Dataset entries
■ ■ ■ ■

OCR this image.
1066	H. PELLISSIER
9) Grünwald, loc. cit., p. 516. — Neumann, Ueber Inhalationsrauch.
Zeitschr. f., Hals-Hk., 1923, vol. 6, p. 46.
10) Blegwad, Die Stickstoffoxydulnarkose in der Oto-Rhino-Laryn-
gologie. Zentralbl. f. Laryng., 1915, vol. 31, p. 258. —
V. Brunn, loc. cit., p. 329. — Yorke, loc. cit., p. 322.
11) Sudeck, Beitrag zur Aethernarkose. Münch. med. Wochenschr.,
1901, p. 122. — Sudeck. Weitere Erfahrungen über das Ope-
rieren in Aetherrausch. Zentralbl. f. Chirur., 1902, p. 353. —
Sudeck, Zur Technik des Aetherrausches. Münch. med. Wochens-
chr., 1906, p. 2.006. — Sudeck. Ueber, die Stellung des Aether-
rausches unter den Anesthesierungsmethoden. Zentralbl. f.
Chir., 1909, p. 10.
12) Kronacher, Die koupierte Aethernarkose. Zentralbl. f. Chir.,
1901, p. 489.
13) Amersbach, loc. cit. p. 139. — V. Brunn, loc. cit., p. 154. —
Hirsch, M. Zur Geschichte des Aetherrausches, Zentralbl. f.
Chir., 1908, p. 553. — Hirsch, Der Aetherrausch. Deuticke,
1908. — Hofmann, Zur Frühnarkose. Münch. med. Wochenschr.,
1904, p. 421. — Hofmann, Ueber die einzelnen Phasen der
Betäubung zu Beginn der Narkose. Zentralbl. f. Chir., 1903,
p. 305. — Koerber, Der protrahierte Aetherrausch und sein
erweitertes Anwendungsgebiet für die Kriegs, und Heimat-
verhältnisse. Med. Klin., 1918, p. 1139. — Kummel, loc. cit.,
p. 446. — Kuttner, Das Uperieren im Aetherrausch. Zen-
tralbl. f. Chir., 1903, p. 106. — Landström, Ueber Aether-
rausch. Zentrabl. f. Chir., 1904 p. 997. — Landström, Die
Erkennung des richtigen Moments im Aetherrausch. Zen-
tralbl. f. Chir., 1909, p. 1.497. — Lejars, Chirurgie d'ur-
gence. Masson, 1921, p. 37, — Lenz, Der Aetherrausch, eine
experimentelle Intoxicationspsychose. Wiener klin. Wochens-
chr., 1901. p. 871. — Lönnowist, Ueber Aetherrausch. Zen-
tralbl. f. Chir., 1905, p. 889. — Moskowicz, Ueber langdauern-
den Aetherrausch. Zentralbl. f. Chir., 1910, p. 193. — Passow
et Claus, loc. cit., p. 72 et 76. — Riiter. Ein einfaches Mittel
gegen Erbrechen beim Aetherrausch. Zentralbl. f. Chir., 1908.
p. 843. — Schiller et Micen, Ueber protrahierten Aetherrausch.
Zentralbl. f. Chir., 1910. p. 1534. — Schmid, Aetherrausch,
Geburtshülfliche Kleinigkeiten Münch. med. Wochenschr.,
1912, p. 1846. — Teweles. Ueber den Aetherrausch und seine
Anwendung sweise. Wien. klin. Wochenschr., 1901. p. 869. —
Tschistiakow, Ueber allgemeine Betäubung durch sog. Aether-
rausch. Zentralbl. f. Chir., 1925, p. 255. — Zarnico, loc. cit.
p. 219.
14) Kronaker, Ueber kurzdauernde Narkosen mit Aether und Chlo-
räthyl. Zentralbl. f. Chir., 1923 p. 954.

■ ■ ■ ■

▶ Stated goal: Extract each line from the entries above that contains the string "Betäubung".

▶ Correct response:
Betäubung zu Beginn der Narkose. Zentralbl. f. Chir., 1903,
Tschistiakow, Ueber allgemeine Betäubung durch sog. Aether-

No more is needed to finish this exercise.